◆ Your instructions:
Write the data out again in full, with no departure from the original.

╭─ Input records

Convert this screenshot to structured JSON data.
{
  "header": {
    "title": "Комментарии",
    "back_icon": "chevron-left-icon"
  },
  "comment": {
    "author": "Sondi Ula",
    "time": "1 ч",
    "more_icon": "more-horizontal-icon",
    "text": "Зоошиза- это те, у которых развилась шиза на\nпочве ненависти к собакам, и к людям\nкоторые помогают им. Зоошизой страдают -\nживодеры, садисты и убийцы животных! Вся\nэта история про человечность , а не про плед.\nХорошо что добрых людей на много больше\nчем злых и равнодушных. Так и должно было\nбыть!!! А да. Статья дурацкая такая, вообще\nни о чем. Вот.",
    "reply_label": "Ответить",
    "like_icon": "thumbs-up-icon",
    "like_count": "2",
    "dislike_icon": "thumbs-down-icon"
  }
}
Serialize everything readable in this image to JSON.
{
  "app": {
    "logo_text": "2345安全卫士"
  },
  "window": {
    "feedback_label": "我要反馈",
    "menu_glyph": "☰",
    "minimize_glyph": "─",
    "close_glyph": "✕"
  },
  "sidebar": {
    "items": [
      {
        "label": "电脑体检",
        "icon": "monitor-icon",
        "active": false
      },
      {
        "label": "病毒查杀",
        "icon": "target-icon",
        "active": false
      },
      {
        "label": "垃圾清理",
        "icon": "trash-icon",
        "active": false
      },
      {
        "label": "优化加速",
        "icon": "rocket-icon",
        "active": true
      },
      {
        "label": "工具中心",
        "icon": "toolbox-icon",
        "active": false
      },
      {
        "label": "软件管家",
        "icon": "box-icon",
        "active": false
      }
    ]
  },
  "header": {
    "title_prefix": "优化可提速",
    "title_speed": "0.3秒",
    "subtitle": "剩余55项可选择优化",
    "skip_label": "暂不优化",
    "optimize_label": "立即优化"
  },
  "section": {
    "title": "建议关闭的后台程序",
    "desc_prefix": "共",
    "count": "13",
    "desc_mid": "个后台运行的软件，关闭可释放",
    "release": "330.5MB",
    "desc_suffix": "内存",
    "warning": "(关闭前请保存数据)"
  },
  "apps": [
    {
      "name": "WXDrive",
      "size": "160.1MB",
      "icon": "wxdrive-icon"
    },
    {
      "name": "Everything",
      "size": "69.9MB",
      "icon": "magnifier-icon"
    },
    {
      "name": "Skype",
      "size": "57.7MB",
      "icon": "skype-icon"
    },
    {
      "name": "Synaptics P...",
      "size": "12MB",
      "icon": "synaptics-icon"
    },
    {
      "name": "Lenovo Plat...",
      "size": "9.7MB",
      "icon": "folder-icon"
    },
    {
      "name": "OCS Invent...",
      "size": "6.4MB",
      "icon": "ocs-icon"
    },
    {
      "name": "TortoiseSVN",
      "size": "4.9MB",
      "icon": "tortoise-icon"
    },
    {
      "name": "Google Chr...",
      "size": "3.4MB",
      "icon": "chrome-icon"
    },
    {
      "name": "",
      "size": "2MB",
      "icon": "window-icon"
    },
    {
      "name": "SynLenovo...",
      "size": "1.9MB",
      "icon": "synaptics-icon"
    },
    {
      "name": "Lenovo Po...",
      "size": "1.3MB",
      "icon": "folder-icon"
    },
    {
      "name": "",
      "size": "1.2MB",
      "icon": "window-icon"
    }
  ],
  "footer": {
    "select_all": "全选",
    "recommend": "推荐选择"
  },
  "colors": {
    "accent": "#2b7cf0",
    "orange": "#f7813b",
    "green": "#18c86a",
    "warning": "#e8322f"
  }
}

╰─

◆ Response to the exercise:
Convert this screenshot to structured JSON data.
{
  "header": {
    "title": "Комментарии",
    "back_icon": "chevron-left-icon"
  },
  "comment": {
    "author": "Sondi Ula",
    "time": "1 ч",
    "more_icon": "more-horizontal-icon",
    "text": "Зоошиза- это те, у которых развилась шиза на\nпочве ненависти к собакам, и к людям\nкоторые помогают им. Зоошизой страдают -\nживодеры, садисты и убийцы животных! Вся\nэта история про человечность , а не про плед.\nХорошо что добрых людей на много больше\nчем злых и равнодушных. Так и должно было\nбыть!!! А да. Статья дурацкая такая, вообще\nни о чем. Вот.",
    "reply_label": "Ответить",
    "like_icon": "thumbs-up-icon",
    "like_count": "2",
    "dislike_icon": "thumbs-down-icon"
  }
}
Serialize everything readable in this image to JSON.
{
  "app": {
    "logo_text": "2345安全卫士"
  },
  "window": {
    "feedback_label": "我要反馈",
    "menu_glyph": "☰",
    "minimize_glyph": "─",
    "close_glyph": "✕"
  },
  "sidebar": {
    "items": [
      {
        "label": "电脑体检",
        "icon": "monitor-icon",
        "active": false
      },
      {
        "label": "病毒查杀",
        "icon": "target-icon",
        "active": false
      },
      {
        "label": "垃圾清理",
        "icon": "trash-icon",
        "active": false
      },
      {
        "label": "优化加速",
        "icon": "rocket-icon",
        "active": true
      },
      {
        "label": "工具中心",
        "icon": "toolbox-icon",
        "active": false
      },
      {
        "label": "软件管家",
        "icon": "box-icon",
        "active": false
      }
    ]
  },
  "header": {
    "title_prefix": "优化可提速",
    "title_speed": "0.3秒",
    "subtitle": "剩余55项可选择优化",
    "skip_label": "暂不优化",
    "optimize_label": "立即优化"
  },
  "section": {
    "title": "建议关闭的后台程序",
    "desc_prefix": "共",
    "count": "13",
    "desc_mid": "个后台运行的软件，关闭可释放",
    "release": "330.5MB",
    "desc_suffix": "内存",
    "warning": "(关闭前请保存数据)"
  },
  "apps": [
    {
      "name": "WXDrive",
      "size": "160.1MB",
      "icon": "wxdrive-icon"
    },
    {
      "name": "Everything",
      "size": "69.9MB",
      "icon": "magnifier-icon"
    },
    {
      "name": "Skype",
      "size": "57.7MB",
      "icon": "skype-icon"
    },
    {
      "name": "Synaptics P...",
      "size": "12MB",
      "icon": "synaptics-icon"
    },
    {
      "name": "Lenovo Plat...",
      "size": "9.7MB",
      "icon": "folder-icon"
    },
    {
      "name": "OCS Invent...",
      "size": "6.4MB",
      "icon": "ocs-icon"
    },
    {
      "name": "TortoiseSVN",
      "size": "4.9MB",
      "icon": "tortoise-icon"
    },
    {
      "name": "Google Chr...",
      "size": "3.4MB",
      "icon": "chrome-icon"
    },
    {
      "name": "",
      "size": "2MB",
      "icon": "window-icon"
    },
    {
      "name": "SynLenovo...",
      "size": "1.9MB",
      "icon": "synaptics-icon"
    },
    {
      "name": "Lenovo Po...",
      "size": "1.3MB",
      "icon": "folder-icon"
    },
    {
      "name": "",
      "size": "1.2MB",
      "icon": "window-icon"
    }
  ],
  "footer": {
    "select_all": "全选",
    "recommend": "推荐选择"
  },
  "colors": {
    "accent": "#2b7cf0",
    "orange": "#f7813b",
    "green": "#18c86a",
    "warning": "#e8322f"
  }
}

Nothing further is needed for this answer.